(Data records)
======

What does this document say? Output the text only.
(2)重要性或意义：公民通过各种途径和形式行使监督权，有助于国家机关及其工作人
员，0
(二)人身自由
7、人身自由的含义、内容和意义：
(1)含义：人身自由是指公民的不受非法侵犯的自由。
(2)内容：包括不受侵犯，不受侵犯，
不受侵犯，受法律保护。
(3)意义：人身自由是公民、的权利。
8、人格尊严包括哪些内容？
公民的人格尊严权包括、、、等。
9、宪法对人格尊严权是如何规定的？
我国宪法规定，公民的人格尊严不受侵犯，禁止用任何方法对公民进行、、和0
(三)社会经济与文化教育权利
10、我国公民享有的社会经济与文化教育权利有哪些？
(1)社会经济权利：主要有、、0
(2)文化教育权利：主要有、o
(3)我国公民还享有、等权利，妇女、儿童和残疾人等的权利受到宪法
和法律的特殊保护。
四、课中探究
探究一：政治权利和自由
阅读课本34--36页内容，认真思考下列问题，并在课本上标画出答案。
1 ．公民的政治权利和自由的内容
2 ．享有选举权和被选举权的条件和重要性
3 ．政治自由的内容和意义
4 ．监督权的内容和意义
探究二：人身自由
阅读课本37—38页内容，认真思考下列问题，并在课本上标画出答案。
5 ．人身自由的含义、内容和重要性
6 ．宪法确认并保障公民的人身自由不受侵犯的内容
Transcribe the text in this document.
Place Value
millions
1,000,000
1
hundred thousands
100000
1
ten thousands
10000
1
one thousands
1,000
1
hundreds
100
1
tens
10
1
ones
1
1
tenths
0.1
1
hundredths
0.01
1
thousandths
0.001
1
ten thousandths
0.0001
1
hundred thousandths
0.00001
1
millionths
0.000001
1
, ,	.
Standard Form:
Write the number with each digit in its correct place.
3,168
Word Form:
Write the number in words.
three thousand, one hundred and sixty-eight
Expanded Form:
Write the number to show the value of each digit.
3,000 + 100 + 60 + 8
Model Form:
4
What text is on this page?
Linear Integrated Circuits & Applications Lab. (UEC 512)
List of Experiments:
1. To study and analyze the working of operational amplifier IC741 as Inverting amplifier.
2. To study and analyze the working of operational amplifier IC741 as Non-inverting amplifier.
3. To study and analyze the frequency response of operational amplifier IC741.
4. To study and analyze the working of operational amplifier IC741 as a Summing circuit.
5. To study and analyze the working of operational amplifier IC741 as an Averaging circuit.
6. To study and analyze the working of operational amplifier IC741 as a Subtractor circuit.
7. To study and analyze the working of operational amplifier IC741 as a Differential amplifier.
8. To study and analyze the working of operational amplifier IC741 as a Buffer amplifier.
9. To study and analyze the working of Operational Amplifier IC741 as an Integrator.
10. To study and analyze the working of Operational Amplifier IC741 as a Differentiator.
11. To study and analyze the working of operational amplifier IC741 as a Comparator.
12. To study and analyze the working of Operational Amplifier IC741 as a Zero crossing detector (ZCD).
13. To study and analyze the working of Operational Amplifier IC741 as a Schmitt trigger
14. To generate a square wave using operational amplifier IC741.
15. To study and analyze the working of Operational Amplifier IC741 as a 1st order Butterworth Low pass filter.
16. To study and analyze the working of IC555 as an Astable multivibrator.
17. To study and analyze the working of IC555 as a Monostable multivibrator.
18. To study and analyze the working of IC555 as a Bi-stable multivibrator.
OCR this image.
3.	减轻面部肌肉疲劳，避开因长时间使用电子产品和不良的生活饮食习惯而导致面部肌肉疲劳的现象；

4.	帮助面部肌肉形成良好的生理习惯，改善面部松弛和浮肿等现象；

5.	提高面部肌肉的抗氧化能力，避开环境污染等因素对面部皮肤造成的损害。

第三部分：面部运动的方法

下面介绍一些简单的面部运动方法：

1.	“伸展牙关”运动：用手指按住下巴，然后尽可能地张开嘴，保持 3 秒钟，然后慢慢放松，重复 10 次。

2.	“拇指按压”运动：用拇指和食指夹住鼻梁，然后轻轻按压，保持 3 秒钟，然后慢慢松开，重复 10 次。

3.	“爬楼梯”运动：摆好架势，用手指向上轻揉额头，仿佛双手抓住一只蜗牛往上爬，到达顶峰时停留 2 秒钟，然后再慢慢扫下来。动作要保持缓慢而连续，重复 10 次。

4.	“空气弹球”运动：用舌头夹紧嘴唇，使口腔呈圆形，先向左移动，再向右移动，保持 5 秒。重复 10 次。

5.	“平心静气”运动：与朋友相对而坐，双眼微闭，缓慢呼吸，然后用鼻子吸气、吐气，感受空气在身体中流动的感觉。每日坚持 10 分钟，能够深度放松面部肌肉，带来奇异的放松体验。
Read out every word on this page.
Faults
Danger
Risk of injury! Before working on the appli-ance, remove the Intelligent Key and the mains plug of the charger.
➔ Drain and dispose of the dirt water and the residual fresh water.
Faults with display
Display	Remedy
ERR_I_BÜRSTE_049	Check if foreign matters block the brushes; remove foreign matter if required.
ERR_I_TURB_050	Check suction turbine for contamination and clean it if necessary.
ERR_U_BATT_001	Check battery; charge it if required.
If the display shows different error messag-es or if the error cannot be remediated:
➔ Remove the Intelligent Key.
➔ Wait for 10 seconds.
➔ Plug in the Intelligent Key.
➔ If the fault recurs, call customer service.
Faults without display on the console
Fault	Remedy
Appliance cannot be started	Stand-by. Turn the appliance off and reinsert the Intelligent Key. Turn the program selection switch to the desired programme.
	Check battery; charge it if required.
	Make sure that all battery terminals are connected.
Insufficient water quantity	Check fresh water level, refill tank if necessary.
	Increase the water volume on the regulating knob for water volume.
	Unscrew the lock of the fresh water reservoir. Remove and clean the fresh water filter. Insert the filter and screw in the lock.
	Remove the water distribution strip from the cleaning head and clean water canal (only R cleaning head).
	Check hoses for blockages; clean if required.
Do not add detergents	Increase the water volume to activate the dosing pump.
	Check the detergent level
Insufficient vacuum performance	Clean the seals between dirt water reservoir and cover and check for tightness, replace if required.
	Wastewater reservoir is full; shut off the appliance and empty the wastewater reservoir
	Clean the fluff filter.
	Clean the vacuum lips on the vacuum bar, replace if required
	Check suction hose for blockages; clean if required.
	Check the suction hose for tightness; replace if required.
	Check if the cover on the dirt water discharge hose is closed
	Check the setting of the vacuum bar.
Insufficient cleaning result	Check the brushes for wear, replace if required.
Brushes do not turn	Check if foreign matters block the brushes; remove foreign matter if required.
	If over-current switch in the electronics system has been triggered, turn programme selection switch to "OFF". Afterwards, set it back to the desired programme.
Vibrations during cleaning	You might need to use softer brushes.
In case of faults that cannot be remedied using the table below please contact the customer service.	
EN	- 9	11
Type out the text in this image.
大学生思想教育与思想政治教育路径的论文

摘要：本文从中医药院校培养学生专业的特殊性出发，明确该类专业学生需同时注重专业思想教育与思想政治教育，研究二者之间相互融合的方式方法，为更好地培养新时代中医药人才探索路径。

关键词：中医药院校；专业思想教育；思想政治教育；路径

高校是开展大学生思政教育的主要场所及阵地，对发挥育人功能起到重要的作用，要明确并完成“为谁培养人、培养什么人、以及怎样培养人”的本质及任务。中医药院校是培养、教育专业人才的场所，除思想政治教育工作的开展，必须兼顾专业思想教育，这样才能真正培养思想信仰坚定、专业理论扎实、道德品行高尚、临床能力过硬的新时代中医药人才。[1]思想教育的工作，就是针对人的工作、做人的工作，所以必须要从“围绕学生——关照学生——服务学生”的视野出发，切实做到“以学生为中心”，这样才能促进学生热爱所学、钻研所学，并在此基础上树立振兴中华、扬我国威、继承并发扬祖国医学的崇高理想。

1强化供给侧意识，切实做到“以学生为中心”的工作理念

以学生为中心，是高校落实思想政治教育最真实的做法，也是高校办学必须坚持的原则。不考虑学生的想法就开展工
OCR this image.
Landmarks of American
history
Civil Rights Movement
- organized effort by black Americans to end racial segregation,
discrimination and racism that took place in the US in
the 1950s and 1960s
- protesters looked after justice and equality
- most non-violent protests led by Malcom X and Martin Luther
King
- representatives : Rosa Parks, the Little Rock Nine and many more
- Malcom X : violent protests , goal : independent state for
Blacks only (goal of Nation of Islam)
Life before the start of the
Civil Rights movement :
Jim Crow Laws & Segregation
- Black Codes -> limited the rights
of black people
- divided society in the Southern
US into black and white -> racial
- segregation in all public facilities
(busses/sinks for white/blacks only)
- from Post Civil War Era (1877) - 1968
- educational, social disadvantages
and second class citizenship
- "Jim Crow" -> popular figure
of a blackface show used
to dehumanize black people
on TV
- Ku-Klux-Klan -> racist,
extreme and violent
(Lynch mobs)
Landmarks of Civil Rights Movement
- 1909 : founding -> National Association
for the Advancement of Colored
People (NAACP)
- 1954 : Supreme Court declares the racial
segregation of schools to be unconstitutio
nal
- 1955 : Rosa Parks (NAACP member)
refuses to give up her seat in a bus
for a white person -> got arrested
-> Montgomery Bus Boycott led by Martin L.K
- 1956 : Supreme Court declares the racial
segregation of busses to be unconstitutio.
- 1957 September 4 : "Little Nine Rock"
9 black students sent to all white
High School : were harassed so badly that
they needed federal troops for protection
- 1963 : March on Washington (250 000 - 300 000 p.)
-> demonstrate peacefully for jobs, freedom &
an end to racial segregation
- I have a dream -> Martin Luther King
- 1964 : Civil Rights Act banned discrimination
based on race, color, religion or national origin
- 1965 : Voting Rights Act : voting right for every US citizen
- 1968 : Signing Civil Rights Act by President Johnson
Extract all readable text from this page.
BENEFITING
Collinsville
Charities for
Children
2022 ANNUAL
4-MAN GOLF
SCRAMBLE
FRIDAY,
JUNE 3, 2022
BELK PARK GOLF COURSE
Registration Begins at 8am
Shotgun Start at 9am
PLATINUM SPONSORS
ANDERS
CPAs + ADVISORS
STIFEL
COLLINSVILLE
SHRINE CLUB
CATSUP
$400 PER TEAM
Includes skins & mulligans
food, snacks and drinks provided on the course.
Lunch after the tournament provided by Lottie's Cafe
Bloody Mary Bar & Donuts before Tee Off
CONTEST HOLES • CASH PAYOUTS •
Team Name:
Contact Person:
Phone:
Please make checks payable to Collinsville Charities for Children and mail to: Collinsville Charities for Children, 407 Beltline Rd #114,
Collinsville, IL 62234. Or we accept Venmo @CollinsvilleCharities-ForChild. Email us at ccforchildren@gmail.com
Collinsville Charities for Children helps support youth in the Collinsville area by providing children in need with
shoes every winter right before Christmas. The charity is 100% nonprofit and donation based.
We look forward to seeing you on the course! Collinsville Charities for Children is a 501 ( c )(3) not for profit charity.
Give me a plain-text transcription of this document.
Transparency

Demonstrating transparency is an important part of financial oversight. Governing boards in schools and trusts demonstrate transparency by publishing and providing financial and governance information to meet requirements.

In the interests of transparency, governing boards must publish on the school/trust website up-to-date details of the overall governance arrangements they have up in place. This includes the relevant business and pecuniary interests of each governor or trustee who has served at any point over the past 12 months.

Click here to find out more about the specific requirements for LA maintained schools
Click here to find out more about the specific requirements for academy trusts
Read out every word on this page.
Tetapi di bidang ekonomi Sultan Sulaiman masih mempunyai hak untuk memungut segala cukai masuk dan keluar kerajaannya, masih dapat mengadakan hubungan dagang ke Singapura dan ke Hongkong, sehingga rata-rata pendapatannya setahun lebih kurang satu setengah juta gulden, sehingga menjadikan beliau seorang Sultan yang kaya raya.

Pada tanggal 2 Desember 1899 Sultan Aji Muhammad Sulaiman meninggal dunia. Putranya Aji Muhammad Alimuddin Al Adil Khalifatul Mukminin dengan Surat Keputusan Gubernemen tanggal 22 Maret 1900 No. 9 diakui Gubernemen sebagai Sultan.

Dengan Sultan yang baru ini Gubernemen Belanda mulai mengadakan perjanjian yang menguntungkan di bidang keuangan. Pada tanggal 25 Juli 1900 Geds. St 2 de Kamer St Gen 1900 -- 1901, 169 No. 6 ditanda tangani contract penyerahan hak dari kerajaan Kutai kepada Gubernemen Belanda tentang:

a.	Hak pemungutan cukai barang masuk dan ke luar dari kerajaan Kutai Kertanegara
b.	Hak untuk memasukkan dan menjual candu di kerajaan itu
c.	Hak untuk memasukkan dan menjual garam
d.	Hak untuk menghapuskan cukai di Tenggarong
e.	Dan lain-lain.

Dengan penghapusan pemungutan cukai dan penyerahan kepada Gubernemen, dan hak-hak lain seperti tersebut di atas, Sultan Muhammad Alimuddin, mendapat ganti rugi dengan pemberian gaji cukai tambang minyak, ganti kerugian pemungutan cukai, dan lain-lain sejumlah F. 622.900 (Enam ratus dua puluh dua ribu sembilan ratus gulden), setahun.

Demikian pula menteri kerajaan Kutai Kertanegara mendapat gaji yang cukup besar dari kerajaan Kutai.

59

======

STATED EXERCISE: Above are the records. Identify each line that contains the word "dari".

SOLUTION FOR THIS EXERCISE:
Dengan Sultan yang baru ini Gubernemen Belanda mulai mengadakan perjanjian yang menguntungkan di bidang keuangan. Pada tanggal 25 Juli 1900 Geds. St 2 de Kamer St Gen 1900 -- 1901, 169 No. 6 ditanda tangani contract penyerahan hak dari kerajaan Kutai kepada Gubernemen Belanda tentang:
a.	Hak pemungutan cukai barang masuk dan ke luar dari kerajaan Kutai Kertanegara
Demikian pula menteri kerajaan Kutai Kertanegara mendapat gaji yang cukup besar dari kerajaan Kutai.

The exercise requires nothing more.